[[ PASSAGE SHOWN open ]]

84. A participant in a managed investment scheme, referred to below as 'the person' or 'the person to whom the offer is made', will satisfy the 'product value test' where:

the minimum amount payable for the interests in the project on acceptance of the offer by the person to whom the offer is made is at least $500,000; or
the amount payable for the interests in the project on acceptance by the person to whom the offer is made and the amounts previously paid by the person for interests in the project of the same class that are held by the person add up to at least $500,000.

85. A participant in a managed investment scheme, referred to below as 'the person' or 'the person to whom the offer is made', will satisfy the 'individual wealth test' where, it appears from a certificate given by a qualified accountant no more than 6 months before the offer is made, that the person to whom the offer is made.

has net assets of at least $2.5 million; or
has a gross income for each of the last 2 financial years of at least $250,000 a year.

86. A participant in a managed investment scheme, referred to below as 'the person' or 'the person to whom the offer is made', will satisfy the 'professional investor test' where:

the person is a financial services licensee; or
the person controls at least $10 million for the purposes of investment in securities.

87. Alternatively, under section 1012E of the Corporations Act 2001, a Grower may participate in the project by accepting a 'personal offer' for an interest in the project. Offers made under section 1012E cannot be accepted by more than 20 investors in any 12 month period and these investors, in aggregate, must not invest more than $2 million dollars (subsection 1012E(2)).

88. An offer will be a 'personal offer' where it can only be accepted by the person to whom it is made, and it is made to a person who is likely to be interested in the offer because of previous contact, or professional or other connection with the person making the offer, or because they have indicated that they are interested in offers of that kind (subsection 1012E(5) of the Corporations Act 2001).

Is the Grower carrying on a business?

[[ PASSAGE SHOWN closed ]]
[[ SUPPLIED RECORDS open ]]

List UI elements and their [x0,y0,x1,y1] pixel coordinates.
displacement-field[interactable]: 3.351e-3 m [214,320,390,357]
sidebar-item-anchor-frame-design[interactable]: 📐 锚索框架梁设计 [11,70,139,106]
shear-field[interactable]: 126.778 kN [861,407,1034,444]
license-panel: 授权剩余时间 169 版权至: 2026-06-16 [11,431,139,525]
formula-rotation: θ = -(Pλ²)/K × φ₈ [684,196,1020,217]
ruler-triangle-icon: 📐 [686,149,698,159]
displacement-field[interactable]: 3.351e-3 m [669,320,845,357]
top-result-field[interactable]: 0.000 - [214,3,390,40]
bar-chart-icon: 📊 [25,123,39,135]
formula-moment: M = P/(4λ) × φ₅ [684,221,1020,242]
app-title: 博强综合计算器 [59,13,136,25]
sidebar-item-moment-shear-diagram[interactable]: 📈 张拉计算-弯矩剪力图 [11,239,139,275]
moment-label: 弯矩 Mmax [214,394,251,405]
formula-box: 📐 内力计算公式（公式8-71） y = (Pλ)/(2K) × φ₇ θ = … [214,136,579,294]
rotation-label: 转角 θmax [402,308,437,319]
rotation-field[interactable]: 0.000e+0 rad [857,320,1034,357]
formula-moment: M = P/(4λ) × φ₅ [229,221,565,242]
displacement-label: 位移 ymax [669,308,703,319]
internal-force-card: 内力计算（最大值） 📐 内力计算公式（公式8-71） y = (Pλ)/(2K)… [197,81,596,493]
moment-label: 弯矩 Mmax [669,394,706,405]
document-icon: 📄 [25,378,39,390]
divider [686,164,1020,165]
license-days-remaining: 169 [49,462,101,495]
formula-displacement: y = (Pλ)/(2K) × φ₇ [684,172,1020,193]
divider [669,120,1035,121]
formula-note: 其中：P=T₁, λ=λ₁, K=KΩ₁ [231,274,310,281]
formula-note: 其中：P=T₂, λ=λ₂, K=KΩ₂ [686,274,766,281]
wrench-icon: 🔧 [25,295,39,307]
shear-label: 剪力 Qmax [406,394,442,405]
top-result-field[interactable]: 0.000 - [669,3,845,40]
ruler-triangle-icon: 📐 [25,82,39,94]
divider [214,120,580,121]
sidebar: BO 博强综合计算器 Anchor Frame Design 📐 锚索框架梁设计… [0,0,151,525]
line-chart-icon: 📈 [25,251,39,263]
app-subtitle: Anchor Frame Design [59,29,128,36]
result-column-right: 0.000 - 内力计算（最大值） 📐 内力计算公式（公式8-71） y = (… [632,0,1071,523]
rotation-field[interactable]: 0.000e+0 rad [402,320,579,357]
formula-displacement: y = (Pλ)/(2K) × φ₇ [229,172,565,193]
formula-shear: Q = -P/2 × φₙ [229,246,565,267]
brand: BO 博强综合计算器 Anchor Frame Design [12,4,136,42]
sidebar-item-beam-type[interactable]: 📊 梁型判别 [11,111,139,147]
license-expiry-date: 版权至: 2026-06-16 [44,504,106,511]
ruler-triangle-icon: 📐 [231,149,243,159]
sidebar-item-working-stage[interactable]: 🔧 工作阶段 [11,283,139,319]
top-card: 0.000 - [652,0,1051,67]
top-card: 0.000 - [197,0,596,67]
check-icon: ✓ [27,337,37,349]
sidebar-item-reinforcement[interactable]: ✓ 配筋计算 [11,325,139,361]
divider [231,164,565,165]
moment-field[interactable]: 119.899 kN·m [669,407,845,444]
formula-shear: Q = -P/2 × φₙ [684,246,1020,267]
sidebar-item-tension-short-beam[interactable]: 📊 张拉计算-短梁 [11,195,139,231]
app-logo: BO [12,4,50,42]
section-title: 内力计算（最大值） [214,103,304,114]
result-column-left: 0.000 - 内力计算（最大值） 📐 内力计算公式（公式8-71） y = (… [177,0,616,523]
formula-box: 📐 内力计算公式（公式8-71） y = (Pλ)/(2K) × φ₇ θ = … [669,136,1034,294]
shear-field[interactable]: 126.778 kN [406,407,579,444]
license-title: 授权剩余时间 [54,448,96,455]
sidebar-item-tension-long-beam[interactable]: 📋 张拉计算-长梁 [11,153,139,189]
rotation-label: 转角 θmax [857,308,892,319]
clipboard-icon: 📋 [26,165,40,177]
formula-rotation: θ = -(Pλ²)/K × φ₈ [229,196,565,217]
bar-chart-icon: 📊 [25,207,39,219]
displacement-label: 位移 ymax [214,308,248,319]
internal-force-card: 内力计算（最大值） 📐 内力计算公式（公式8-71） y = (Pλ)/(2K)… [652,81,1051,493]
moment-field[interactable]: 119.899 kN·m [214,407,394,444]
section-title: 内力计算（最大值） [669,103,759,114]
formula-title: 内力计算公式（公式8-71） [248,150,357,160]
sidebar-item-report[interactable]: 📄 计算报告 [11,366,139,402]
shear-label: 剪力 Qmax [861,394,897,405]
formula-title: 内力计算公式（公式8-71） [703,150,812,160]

[[ SUPPLIED RECORDS closed ]]

_WORK INSTRUCTION 1_
In the passage on managed investment scheme tests, what amount of net assets must a person have to satisfy the individual wealth test?
_WORK INSTRUCTION 2_
Pick up the passage on managed investment scheme tests right after its final line and continue writing it.

_TASK OUTPUT 1_
At least $2.5 million.

_TASK OUTPUT 2_
89. For the amounts set out in the Tables at paragraphs 78 and 79 to constitute allowable deductions the Grower's aquaculture activities as a participant in the Australian South Sea Pearl Project 2006 must amount to the carrying on of a business of primary production.

90. Where there is a business, or a future business, the gross proceeds from the sale of the Pearls will constitute gross assessable income in their own right. The generation of 'business income' from such a business, or future business, provides the backdrop against which to judge whether the outgoings in question have the requisite connection with the operations that more directly gain or produce this income.

91. For schemes such as that of the Australian South Sea Pearl Project 2006, Taxation Ruling TR 2000/8 sets out in paragraph 89 the circumstances in which the Grower's activities can constitute the carrying on of a business. As Taxation Ruling TR 2000/8 sets out, these circumstances have been established in court decisions such as Commissioner of Taxation v. Lau (1984) 6 FCR 202; 84 ATC 4929; (1984) 16 ATR 55.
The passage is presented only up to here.